§ 原文
★ ★ ★ ★
67分ラインアウトモールから長田いろはキャプテンがトライ13-19と食い下がるサクラフィフティーン


スコットランドも突き放そうと次のキックオフから日本陣深くに攻め込むが、日本は自陣ゴール前でのピンチを2度にわたって耐えきる。76分には自陣ゴール前のピンチを守り切ってPKを得るとタッチキックではなく速攻を選択してからキック。スコットランド陣22m線まで進んでラインアウトのチャンスを得るが、2度目のラインアウトでモールを組んだところで痛恨のターンオーバーを許し、逸機。最終スコアは13-19で敗れた。

日本は2戦を終えて0勝2敗。それでも7点差以内の敗戦によりBP「1」を獲得。勝点「3」で、ウェールズとの最終戦に臨むことになった。
★ ★ ★ ★
§ 作業指示
[a] スコットランド戦の記事について、次の問いに答えてください。
(i) 67分にラインアウトモールからトライを挙げたのは誰ですか。
(ii) 76分にPKを得た日本は、タッチキックではなく何を選択しましたか。
(iii) 日本が獲得したBPはいくつで、何によるものですか。
[b] スコットランド戦の記事の続きを、最後の文の後から書いてください。
★ ★ ★ ★
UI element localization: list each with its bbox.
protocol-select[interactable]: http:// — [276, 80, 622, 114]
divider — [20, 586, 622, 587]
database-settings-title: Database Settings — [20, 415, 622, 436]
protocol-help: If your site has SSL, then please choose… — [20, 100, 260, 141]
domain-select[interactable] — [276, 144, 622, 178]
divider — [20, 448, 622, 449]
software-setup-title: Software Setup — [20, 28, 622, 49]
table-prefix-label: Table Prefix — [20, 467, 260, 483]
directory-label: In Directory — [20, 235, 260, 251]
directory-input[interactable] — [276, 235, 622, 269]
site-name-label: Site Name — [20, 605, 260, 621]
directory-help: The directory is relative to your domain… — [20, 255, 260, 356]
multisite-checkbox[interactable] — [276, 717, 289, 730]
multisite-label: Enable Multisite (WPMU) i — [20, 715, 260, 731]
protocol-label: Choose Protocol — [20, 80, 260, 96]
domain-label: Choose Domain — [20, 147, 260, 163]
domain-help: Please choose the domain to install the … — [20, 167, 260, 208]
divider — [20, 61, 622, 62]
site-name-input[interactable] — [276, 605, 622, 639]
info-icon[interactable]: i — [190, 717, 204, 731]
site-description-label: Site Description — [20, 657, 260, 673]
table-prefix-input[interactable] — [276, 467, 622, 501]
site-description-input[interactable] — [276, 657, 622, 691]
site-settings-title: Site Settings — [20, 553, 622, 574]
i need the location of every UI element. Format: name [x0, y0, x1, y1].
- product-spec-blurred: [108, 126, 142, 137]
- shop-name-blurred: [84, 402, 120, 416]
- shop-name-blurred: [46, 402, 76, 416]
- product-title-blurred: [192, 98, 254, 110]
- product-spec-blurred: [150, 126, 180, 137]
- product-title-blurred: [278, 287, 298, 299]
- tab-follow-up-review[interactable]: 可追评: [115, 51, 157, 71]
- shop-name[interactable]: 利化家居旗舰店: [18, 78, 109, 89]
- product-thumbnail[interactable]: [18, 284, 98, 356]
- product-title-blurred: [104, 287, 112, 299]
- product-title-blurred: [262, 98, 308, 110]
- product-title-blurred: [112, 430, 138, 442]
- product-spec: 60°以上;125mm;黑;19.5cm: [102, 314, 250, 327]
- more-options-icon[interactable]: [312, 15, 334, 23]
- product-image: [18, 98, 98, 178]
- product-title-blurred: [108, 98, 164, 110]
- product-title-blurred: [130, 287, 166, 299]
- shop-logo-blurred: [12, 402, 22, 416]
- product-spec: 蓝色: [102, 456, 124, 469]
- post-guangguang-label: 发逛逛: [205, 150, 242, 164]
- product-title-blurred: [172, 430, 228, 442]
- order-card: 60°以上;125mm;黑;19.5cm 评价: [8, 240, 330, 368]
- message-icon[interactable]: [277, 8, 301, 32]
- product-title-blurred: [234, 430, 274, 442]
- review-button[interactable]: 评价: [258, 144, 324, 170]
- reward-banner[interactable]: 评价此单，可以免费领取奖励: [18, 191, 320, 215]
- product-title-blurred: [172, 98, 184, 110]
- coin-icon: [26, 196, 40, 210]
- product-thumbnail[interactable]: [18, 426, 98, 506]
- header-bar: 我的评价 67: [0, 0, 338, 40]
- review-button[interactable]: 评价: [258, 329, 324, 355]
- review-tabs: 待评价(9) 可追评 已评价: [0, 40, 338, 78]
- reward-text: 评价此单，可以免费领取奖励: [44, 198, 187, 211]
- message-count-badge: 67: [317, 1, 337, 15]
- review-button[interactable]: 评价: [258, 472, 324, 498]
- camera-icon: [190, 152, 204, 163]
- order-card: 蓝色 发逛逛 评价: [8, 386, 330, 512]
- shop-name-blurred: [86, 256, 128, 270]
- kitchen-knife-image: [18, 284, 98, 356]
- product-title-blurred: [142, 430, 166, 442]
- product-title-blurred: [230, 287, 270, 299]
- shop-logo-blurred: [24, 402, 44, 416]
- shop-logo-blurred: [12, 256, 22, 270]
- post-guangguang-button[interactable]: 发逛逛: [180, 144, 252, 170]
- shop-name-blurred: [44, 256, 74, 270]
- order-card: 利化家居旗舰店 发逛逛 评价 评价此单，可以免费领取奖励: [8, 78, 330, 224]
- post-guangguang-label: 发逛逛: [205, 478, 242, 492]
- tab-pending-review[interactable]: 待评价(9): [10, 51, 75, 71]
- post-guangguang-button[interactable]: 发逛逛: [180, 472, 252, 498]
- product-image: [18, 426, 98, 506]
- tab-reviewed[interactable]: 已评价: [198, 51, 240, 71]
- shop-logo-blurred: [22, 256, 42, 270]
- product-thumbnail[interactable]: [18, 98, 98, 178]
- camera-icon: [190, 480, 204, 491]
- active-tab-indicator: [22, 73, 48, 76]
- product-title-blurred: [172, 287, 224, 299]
★ ★ ★ ★
§ 各問の解答
[a]
(i) 長田いろはキャプテンです。
(ii) 速攻を選択しました。
(iii) BPは「1」で、7点差以内の敗戦によるものです。

[b]
レスリー・マッケンジーHC

「結果に対してはフラストレーションを感じないわけには行かない。ただ、このチームはまだ成長している段階で、すべてのパフォーマンス、ゲームのすべてから学んでいるところ。今日のパフォーマンスでも嬉しく思えるところはたくさんあった。特にDFのセットアップには満足しなきゃいけない。結果はさておき、進歩している部分には目を向けたいと思う。昨年は30点差で負けたスコットランドにこれだけの試合ができた。スコットランドは近年、輝かしい成功を収めているチーム。その相手にこれだけの試合ができたことは誇りに思って良いと思う」

「(次戦に向けては)ウェールズは我々よりも1日インタバルが多く、我々はショートウィークで望まなければならない。まずはリラックスすること。先週からこの試合に臨むまでの1週間でも我々は成長することができた。次に向けても成長曲線には自信を持っています」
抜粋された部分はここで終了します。